**Exercise inputs**
• • •

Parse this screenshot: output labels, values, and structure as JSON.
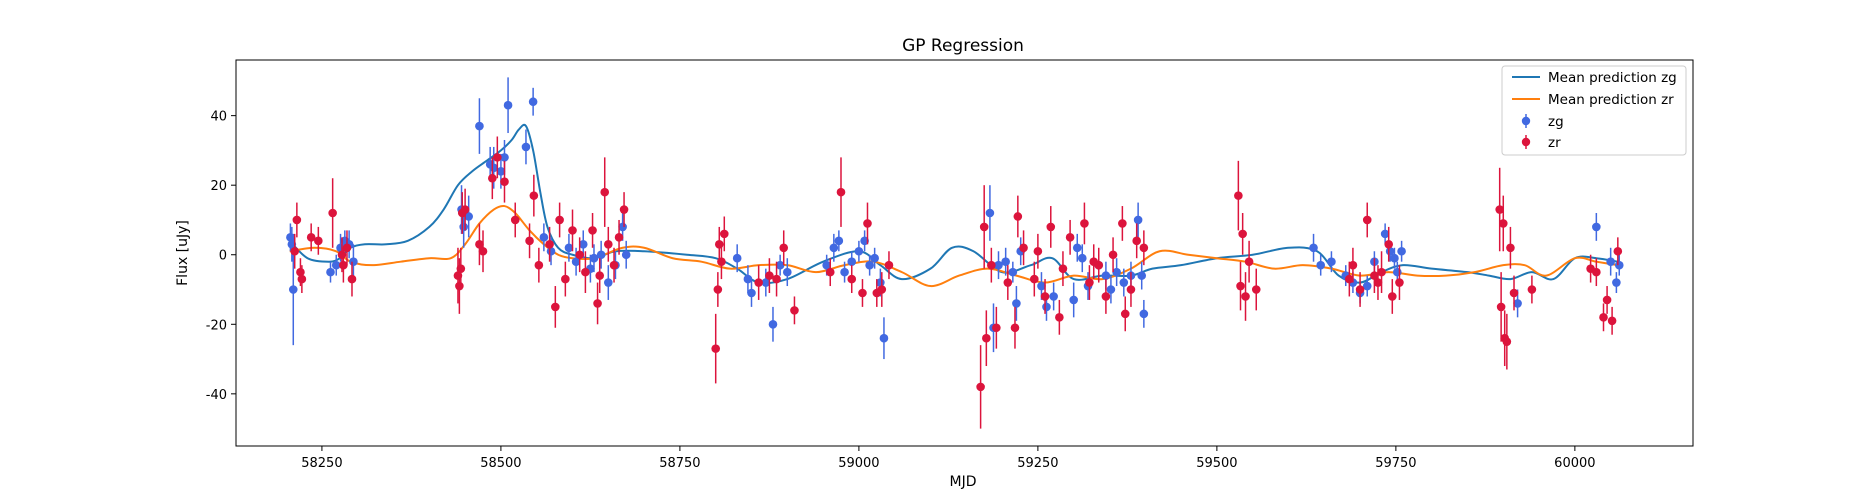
{
  "chart_data": {
    "type": "scatter",
    "title": "GP Regression",
    "xlabel": "MJD",
    "ylabel": "Flux [uJy]",
    "xlim": [
      58130,
      60165
    ],
    "ylim": [
      -55,
      56
    ],
    "xticks": [
      58250,
      58500,
      58750,
      59000,
      59250,
      59500,
      59750,
      60000
    ],
    "yticks": [
      -40,
      -20,
      0,
      20,
      40
    ],
    "grid": false,
    "legend_position": "top-right",
    "lines": [
      {
        "name": "Mean prediction zg",
        "color": "#1f77b4",
        "x": [
          58205,
          58230,
          58260,
          58275,
          58290,
          58310,
          58340,
          58370,
          58400,
          58420,
          58440,
          58460,
          58480,
          58500,
          58515,
          58525,
          58535,
          58545,
          58555,
          58565,
          58580,
          58600,
          58630,
          58660,
          58700,
          58760,
          58800,
          58830,
          58860,
          58900,
          58950,
          59000,
          59030,
          59060,
          59100,
          59130,
          59160,
          59200,
          59240,
          59270,
          59300,
          59340,
          59380,
          59410,
          59450,
          59500,
          59550,
          59600,
          59640,
          59670,
          59700,
          59730,
          59760,
          59800,
          59850,
          59880,
          59910,
          59940,
          59970,
          60000,
          60030,
          60060
        ],
        "y": [
          4,
          -1,
          -2,
          -1,
          2,
          3,
          3,
          4,
          8,
          13,
          20,
          24,
          27,
          30,
          33,
          36,
          37,
          30,
          18,
          8,
          2,
          0,
          -1,
          1,
          1,
          0,
          -1,
          -4,
          -8,
          -7,
          -2,
          1,
          -3,
          -7,
          -4,
          2,
          1,
          -5,
          -3,
          -1,
          -7,
          -6,
          -6,
          -4,
          -3,
          -1,
          0,
          2,
          1,
          -6,
          -8,
          -5,
          -3,
          -4,
          -5,
          -6,
          -7,
          -5,
          -7,
          -1,
          -1,
          -2
        ]
      },
      {
        "name": "Mean prediction zr",
        "color": "#ff7f0e",
        "x": [
          58205,
          58240,
          58270,
          58290,
          58320,
          58360,
          58400,
          58430,
          58450,
          58470,
          58490,
          58505,
          58520,
          58540,
          58560,
          58580,
          58600,
          58630,
          58670,
          58700,
          58740,
          58780,
          58820,
          58860,
          58900,
          58940,
          58980,
          59020,
          59060,
          59100,
          59140,
          59180,
          59220,
          59260,
          59300,
          59340,
          59380,
          59420,
          59460,
          59500,
          59540,
          59580,
          59620,
          59660,
          59700,
          59740,
          59780,
          59820,
          59860,
          59900,
          59930,
          59960,
          60000,
          60030,
          60060
        ],
        "y": [
          1,
          2,
          1,
          -2,
          -3,
          -2,
          -1,
          -1,
          3,
          9,
          13,
          14,
          12,
          7,
          3,
          0,
          -1,
          -1,
          2,
          2,
          -1,
          -2,
          -4,
          -3,
          -3,
          -5,
          -3,
          -2,
          -5,
          -9,
          -6,
          -4,
          -6,
          -8,
          -6,
          -7,
          -4,
          1,
          0,
          -1,
          -2,
          -4,
          -3,
          -4,
          -6,
          -5,
          -6,
          -6,
          -5,
          -3,
          -3,
          -6,
          -1,
          -2,
          -3
        ]
      }
    ],
    "series": [
      {
        "name": "zg",
        "color": "#4169e1",
        "points": [
          [
            58206,
            5,
            4
          ],
          [
            58208,
            3,
            5
          ],
          [
            58210,
            -10,
            16
          ],
          [
            58262,
            -5,
            3
          ],
          [
            58270,
            -3,
            3
          ],
          [
            58276,
            2,
            4
          ],
          [
            58282,
            4,
            3
          ],
          [
            58288,
            3,
            4
          ],
          [
            58294,
            -2,
            5
          ],
          [
            58445,
            13,
            7
          ],
          [
            58448,
            8,
            6
          ],
          [
            58455,
            11,
            6
          ],
          [
            58470,
            37,
            8
          ],
          [
            58485,
            26,
            5
          ],
          [
            58490,
            25,
            6
          ],
          [
            58500,
            24,
            5
          ],
          [
            58505,
            28,
            5
          ],
          [
            58510,
            43,
            8
          ],
          [
            58535,
            31,
            5
          ],
          [
            58545,
            44,
            4
          ],
          [
            58560,
            5,
            4
          ],
          [
            58570,
            1,
            4
          ],
          [
            58595,
            2,
            4
          ],
          [
            58605,
            -2,
            4
          ],
          [
            58615,
            3,
            4
          ],
          [
            58625,
            -4,
            4
          ],
          [
            58630,
            -1,
            4
          ],
          [
            58640,
            0,
            4
          ],
          [
            58650,
            -8,
            5
          ],
          [
            58660,
            -3,
            4
          ],
          [
            58670,
            8,
            4
          ],
          [
            58675,
            0,
            4
          ],
          [
            58830,
            -1,
            4
          ],
          [
            58845,
            -7,
            4
          ],
          [
            58850,
            -11,
            4
          ],
          [
            58870,
            -8,
            4
          ],
          [
            58880,
            -20,
            5
          ],
          [
            58890,
            -3,
            3
          ],
          [
            58900,
            -5,
            4
          ],
          [
            58955,
            -3,
            3
          ],
          [
            58965,
            2,
            4
          ],
          [
            58972,
            4,
            3
          ],
          [
            58980,
            -5,
            3
          ],
          [
            58990,
            -2,
            3
          ],
          [
            59000,
            1,
            3
          ],
          [
            59008,
            4,
            3
          ],
          [
            59015,
            -3,
            3
          ],
          [
            59022,
            -1,
            3
          ],
          [
            59030,
            -8,
            4
          ],
          [
            59035,
            -24,
            6
          ],
          [
            59183,
            12,
            8
          ],
          [
            59188,
            -21,
            7
          ],
          [
            59195,
            -3,
            4
          ],
          [
            59205,
            -2,
            4
          ],
          [
            59215,
            -5,
            3
          ],
          [
            59220,
            -14,
            5
          ],
          [
            59226,
            1,
            4
          ],
          [
            59255,
            -9,
            4
          ],
          [
            59262,
            -15,
            4
          ],
          [
            59272,
            -12,
            4
          ],
          [
            59300,
            -13,
            5
          ],
          [
            59305,
            2,
            4
          ],
          [
            59312,
            -1,
            4
          ],
          [
            59320,
            -9,
            4
          ],
          [
            59335,
            -3,
            4
          ],
          [
            59345,
            -6,
            4
          ],
          [
            59352,
            -10,
            4
          ],
          [
            59360,
            -5,
            4
          ],
          [
            59370,
            -8,
            4
          ],
          [
            59380,
            -6,
            4
          ],
          [
            59390,
            10,
            5
          ],
          [
            59395,
            -6,
            4
          ],
          [
            59398,
            -17,
            4
          ],
          [
            59635,
            2,
            4
          ],
          [
            59645,
            -3,
            3
          ],
          [
            59660,
            -2,
            3
          ],
          [
            59680,
            -6,
            3
          ],
          [
            59690,
            -8,
            3
          ],
          [
            59700,
            -11,
            3
          ],
          [
            59710,
            -9,
            3
          ],
          [
            59720,
            -2,
            3
          ],
          [
            59735,
            6,
            3
          ],
          [
            59742,
            1,
            3
          ],
          [
            59748,
            -1,
            3
          ],
          [
            59752,
            -5,
            3
          ],
          [
            59758,
            1,
            3
          ],
          [
            59920,
            -14,
            4
          ],
          [
            60030,
            8,
            4
          ],
          [
            60050,
            -2,
            4
          ],
          [
            60058,
            -8,
            3
          ],
          [
            60062,
            -3,
            3
          ]
        ]
      },
      {
        "name": "zr",
        "color": "#dc143c",
        "points": [
          [
            58212,
            1,
            5
          ],
          [
            58215,
            10,
            5
          ],
          [
            58220,
            -5,
            4
          ],
          [
            58222,
            -7,
            4
          ],
          [
            58235,
            5,
            4
          ],
          [
            58245,
            4,
            4
          ],
          [
            58265,
            12,
            10
          ],
          [
            58278,
            0,
            5
          ],
          [
            58280,
            -3,
            5
          ],
          [
            58285,
            2,
            5
          ],
          [
            58292,
            -7,
            5
          ],
          [
            58440,
            -6,
            8
          ],
          [
            58442,
            -9,
            8
          ],
          [
            58444,
            -4,
            6
          ],
          [
            58446,
            12,
            6
          ],
          [
            58450,
            13,
            6
          ],
          [
            58470,
            3,
            6
          ],
          [
            58475,
            1,
            6
          ],
          [
            58488,
            22,
            6
          ],
          [
            58495,
            28,
            6
          ],
          [
            58505,
            21,
            6
          ],
          [
            58520,
            10,
            5
          ],
          [
            58540,
            4,
            5
          ],
          [
            58546,
            17,
            6
          ],
          [
            58553,
            -3,
            5
          ],
          [
            58568,
            3,
            5
          ],
          [
            58576,
            -15,
            6
          ],
          [
            58582,
            10,
            5
          ],
          [
            58590,
            -7,
            5
          ],
          [
            58600,
            7,
            6
          ],
          [
            58610,
            0,
            5
          ],
          [
            58618,
            -5,
            6
          ],
          [
            58628,
            7,
            5
          ],
          [
            58635,
            -14,
            6
          ],
          [
            58638,
            -6,
            5
          ],
          [
            58645,
            18,
            10
          ],
          [
            58650,
            3,
            5
          ],
          [
            58658,
            -3,
            5
          ],
          [
            58665,
            5,
            5
          ],
          [
            58672,
            13,
            5
          ],
          [
            58800,
            -27,
            10
          ],
          [
            58803,
            -10,
            5
          ],
          [
            58805,
            3,
            5
          ],
          [
            58808,
            -2,
            5
          ],
          [
            58812,
            6,
            5
          ],
          [
            58860,
            -8,
            5
          ],
          [
            58875,
            -6,
            5
          ],
          [
            58885,
            -7,
            5
          ],
          [
            58895,
            2,
            5
          ],
          [
            58910,
            -16,
            4
          ],
          [
            58960,
            -5,
            4
          ],
          [
            58975,
            18,
            10
          ],
          [
            58990,
            -7,
            4
          ],
          [
            59005,
            -11,
            4
          ],
          [
            59012,
            9,
            6
          ],
          [
            59025,
            -11,
            4
          ],
          [
            59032,
            -10,
            5
          ],
          [
            59042,
            -3,
            4
          ],
          [
            59170,
            -38,
            12
          ],
          [
            59175,
            8,
            12
          ],
          [
            59178,
            -24,
            8
          ],
          [
            59185,
            -3,
            5
          ],
          [
            59192,
            -21,
            6
          ],
          [
            59208,
            -8,
            5
          ],
          [
            59218,
            -21,
            6
          ],
          [
            59222,
            11,
            6
          ],
          [
            59230,
            2,
            5
          ],
          [
            59245,
            -7,
            5
          ],
          [
            59250,
            1,
            5
          ],
          [
            59260,
            -12,
            5
          ],
          [
            59268,
            8,
            6
          ],
          [
            59280,
            -18,
            5
          ],
          [
            59285,
            -4,
            5
          ],
          [
            59295,
            5,
            5
          ],
          [
            59315,
            9,
            6
          ],
          [
            59322,
            -8,
            5
          ],
          [
            59328,
            -2,
            5
          ],
          [
            59335,
            -3,
            5
          ],
          [
            59345,
            -12,
            5
          ],
          [
            59355,
            0,
            5
          ],
          [
            59368,
            9,
            5
          ],
          [
            59372,
            -17,
            5
          ],
          [
            59380,
            -10,
            5
          ],
          [
            59388,
            4,
            5
          ],
          [
            59398,
            2,
            5
          ],
          [
            59530,
            17,
            10
          ],
          [
            59533,
            -9,
            7
          ],
          [
            59536,
            6,
            6
          ],
          [
            59540,
            -12,
            7
          ],
          [
            59545,
            -2,
            6
          ],
          [
            59555,
            -10,
            6
          ],
          [
            59685,
            -7,
            5
          ],
          [
            59690,
            -3,
            5
          ],
          [
            59700,
            -10,
            5
          ],
          [
            59710,
            10,
            5
          ],
          [
            59720,
            -6,
            5
          ],
          [
            59725,
            -8,
            5
          ],
          [
            59730,
            -5,
            6
          ],
          [
            59740,
            3,
            5
          ],
          [
            59745,
            -12,
            5
          ],
          [
            59755,
            -8,
            5
          ],
          [
            59895,
            13,
            12
          ],
          [
            59897,
            -15,
            10
          ],
          [
            59900,
            9,
            8
          ],
          [
            59902,
            -24,
            8
          ],
          [
            59905,
            -25,
            8
          ],
          [
            59910,
            2,
            6
          ],
          [
            59915,
            -11,
            5
          ],
          [
            59940,
            -10,
            4
          ],
          [
            60022,
            -4,
            4
          ],
          [
            60030,
            -5,
            4
          ],
          [
            60040,
            -18,
            4
          ],
          [
            60045,
            -13,
            4
          ],
          [
            60052,
            -19,
            4
          ],
          [
            60060,
            1,
            4
          ]
        ]
      }
    ]
  }
}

• • •

Copy all lines above containing the string "name".

**Result of this exercise**
        "name": "Mean prediction zg",
        "name": "Mean prediction zr",
        "name": "zg",
        "name": "zr",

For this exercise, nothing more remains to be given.